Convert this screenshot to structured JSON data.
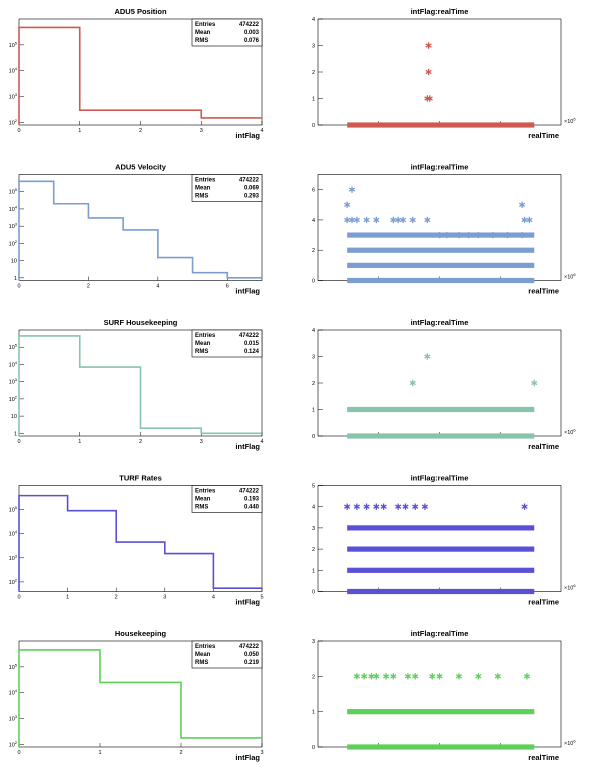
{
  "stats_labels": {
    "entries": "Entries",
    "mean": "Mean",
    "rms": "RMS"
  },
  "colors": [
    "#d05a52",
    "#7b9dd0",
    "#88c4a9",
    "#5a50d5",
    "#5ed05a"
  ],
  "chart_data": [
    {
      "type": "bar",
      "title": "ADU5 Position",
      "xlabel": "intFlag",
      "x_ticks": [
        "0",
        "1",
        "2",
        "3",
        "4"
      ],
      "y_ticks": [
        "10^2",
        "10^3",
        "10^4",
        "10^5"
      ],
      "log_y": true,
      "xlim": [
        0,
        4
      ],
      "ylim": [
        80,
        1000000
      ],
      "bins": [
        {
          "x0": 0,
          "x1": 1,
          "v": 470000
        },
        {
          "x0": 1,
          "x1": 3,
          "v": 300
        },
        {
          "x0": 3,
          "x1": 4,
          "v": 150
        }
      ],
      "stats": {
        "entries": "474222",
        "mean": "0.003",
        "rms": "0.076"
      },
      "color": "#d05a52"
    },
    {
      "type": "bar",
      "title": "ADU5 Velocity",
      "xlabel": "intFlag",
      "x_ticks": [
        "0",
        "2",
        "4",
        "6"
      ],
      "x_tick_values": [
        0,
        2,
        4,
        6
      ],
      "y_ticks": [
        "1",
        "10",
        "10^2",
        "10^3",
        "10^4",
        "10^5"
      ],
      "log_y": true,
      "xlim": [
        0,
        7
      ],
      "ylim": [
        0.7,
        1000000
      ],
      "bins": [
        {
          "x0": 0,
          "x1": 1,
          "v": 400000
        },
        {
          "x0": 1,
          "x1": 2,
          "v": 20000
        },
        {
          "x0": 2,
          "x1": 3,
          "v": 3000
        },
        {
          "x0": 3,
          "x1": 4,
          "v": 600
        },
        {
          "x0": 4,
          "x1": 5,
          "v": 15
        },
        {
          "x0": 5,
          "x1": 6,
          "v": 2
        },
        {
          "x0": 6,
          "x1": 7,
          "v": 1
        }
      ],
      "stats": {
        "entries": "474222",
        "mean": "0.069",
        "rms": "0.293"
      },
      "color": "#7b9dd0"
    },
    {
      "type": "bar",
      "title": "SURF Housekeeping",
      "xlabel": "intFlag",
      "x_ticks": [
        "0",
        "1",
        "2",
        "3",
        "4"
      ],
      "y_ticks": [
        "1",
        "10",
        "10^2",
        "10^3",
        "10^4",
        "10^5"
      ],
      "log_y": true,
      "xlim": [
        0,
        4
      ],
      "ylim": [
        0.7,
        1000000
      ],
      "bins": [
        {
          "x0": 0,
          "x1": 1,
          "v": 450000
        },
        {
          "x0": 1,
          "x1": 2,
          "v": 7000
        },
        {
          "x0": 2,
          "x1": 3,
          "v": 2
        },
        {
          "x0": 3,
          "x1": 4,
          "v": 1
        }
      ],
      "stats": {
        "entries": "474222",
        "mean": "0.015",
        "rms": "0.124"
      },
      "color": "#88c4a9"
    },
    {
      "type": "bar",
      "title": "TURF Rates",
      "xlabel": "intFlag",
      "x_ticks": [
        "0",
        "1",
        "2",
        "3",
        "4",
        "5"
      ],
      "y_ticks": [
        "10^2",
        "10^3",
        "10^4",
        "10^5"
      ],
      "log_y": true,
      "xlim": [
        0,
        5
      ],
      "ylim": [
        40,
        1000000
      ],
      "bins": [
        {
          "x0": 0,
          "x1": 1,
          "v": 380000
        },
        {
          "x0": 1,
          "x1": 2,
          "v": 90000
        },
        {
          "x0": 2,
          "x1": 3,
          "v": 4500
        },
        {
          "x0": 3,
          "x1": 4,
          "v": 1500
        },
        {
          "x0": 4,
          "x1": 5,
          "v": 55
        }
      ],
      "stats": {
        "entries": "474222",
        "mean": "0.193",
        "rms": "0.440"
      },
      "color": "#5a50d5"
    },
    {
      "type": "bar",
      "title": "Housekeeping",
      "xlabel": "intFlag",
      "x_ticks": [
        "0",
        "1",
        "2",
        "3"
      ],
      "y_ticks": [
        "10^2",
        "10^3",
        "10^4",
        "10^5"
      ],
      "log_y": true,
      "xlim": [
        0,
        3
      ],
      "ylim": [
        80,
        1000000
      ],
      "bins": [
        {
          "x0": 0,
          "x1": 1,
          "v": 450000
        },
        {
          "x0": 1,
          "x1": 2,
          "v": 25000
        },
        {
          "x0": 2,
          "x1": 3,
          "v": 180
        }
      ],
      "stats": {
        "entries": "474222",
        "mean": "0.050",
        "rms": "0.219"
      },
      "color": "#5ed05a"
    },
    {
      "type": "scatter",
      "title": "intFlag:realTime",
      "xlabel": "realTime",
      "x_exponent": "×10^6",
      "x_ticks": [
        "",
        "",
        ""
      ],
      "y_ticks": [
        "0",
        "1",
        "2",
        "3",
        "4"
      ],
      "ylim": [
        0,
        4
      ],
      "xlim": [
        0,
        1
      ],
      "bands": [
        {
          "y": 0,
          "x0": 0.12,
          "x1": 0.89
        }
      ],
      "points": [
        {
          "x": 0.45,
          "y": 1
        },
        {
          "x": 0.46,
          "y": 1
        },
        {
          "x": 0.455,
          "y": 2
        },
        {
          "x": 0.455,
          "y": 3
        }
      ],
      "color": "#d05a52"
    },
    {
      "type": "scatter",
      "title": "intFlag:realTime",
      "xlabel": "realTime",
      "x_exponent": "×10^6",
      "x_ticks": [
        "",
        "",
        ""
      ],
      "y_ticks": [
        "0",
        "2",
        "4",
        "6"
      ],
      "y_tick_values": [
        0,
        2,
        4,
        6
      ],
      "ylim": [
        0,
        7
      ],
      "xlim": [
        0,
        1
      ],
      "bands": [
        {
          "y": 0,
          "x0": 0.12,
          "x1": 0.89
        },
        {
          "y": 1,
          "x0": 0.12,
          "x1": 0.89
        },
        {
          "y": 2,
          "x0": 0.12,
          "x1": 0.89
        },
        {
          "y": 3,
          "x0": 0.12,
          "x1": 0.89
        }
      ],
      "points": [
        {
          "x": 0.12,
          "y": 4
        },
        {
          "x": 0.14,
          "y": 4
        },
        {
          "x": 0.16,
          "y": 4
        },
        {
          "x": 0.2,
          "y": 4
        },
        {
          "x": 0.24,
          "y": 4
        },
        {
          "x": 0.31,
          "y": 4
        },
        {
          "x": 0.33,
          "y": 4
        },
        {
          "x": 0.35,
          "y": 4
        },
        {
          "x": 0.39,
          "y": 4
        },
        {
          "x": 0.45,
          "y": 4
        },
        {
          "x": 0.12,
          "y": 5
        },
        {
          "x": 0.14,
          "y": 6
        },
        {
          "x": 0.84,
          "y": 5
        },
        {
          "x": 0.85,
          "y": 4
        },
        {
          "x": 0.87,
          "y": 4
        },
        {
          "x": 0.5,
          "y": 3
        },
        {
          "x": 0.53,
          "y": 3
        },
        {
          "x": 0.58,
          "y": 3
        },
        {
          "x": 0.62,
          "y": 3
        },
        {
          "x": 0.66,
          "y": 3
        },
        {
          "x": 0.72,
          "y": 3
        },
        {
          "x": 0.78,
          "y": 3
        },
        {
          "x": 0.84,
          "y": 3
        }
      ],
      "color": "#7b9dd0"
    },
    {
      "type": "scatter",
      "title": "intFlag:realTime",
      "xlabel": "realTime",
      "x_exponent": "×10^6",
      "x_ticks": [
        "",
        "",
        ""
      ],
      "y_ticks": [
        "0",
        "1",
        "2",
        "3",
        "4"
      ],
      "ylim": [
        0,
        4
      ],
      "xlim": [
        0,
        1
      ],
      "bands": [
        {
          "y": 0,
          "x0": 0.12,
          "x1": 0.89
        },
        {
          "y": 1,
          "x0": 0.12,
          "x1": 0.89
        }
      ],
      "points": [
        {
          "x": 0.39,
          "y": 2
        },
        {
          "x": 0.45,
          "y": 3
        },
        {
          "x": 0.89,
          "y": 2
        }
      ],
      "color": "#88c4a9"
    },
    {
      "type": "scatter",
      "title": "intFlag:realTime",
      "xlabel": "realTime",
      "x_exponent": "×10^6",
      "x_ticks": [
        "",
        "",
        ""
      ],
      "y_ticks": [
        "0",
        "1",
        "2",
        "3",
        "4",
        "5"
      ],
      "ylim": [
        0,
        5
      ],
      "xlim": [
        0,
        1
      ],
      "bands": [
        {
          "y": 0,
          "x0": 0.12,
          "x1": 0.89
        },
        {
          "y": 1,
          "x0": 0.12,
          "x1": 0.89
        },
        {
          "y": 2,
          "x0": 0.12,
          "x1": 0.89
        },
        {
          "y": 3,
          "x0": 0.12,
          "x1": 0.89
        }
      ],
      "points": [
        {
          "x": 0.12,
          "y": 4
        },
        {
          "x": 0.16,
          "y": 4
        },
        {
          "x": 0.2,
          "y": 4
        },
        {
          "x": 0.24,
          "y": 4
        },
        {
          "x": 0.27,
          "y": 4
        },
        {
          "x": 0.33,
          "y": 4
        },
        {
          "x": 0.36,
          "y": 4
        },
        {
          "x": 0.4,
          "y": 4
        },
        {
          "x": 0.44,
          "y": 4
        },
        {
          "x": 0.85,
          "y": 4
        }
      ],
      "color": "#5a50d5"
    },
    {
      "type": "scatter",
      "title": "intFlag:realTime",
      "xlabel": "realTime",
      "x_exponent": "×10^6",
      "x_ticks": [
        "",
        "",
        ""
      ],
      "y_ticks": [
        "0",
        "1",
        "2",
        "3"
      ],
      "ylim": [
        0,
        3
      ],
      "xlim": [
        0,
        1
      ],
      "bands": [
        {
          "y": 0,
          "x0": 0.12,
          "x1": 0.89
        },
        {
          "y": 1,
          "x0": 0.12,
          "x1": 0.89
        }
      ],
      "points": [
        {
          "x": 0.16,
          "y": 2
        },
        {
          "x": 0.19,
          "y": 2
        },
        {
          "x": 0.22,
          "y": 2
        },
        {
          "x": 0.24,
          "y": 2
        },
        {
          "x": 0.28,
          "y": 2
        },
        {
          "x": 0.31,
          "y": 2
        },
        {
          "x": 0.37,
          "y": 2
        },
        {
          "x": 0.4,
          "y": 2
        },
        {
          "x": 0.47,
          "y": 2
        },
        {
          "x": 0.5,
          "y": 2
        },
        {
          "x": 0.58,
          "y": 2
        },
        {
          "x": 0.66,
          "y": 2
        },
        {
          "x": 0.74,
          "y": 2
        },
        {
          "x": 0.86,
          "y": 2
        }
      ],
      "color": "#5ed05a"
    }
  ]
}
* * *
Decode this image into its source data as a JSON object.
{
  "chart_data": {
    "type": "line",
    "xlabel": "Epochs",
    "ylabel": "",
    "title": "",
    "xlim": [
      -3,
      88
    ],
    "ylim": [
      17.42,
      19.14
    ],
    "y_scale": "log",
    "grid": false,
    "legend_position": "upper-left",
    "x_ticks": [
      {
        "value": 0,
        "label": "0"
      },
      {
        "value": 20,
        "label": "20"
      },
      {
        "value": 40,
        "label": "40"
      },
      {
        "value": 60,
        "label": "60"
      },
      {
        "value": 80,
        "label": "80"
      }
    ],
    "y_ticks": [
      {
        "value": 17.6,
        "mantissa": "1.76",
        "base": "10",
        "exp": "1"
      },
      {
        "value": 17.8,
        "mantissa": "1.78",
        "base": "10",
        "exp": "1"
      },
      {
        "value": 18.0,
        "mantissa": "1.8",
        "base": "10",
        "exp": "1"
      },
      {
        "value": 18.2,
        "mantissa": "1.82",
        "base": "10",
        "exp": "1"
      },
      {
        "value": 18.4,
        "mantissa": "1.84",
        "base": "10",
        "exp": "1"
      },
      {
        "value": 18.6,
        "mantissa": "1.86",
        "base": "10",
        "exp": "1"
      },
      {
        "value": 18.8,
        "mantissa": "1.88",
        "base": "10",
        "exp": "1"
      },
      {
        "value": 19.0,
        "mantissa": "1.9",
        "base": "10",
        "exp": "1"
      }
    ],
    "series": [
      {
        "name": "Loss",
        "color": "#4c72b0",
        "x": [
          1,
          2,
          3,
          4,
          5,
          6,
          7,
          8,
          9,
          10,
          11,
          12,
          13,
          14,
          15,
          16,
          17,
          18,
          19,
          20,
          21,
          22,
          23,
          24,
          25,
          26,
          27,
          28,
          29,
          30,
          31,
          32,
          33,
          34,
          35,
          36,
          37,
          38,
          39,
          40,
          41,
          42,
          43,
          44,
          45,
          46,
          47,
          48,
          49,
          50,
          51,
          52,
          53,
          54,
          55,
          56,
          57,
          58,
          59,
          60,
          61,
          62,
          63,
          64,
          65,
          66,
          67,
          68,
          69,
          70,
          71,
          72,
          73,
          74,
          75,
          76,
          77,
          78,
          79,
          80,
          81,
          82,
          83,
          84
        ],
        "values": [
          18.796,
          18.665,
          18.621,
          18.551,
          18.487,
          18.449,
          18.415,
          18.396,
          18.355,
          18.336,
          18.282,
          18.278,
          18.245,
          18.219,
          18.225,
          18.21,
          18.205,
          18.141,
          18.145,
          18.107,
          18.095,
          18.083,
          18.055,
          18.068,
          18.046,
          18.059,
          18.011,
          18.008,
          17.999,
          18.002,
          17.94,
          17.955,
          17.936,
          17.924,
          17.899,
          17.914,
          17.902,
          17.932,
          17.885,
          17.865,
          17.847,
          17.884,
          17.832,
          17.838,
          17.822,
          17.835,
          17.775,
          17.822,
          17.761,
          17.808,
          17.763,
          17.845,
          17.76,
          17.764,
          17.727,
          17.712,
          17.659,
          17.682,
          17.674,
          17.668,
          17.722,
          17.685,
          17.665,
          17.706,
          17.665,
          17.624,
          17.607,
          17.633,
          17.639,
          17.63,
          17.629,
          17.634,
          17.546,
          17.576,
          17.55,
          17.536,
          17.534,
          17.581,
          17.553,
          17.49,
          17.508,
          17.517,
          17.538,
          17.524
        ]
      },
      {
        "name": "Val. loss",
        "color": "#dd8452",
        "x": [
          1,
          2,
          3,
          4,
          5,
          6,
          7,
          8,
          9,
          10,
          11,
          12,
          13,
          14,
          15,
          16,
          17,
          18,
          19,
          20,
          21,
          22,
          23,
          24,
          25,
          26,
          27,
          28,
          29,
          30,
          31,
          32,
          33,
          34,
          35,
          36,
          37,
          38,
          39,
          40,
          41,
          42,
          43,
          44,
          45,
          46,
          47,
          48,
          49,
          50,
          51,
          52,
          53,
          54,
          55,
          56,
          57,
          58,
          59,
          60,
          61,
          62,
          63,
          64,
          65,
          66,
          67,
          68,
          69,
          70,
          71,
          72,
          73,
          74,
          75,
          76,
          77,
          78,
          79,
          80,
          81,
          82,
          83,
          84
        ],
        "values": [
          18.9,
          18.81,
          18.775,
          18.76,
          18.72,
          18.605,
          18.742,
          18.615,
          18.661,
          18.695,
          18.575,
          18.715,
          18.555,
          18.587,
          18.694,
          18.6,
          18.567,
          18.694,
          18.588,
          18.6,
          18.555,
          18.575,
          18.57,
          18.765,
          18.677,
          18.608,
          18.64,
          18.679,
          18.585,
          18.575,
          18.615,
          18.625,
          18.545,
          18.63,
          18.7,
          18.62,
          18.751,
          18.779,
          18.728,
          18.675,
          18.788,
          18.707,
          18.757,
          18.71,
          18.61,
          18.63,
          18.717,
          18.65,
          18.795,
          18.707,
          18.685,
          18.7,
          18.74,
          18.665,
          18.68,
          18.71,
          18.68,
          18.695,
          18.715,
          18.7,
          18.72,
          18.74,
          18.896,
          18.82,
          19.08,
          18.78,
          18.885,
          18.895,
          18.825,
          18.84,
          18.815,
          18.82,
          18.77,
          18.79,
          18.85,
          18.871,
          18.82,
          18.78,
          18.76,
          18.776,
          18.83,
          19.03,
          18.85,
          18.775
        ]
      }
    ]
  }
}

WHAT TO DO
Report how many lines of the listing hold the word "mean", with nothing but the number.

FINISHED ANSWER
6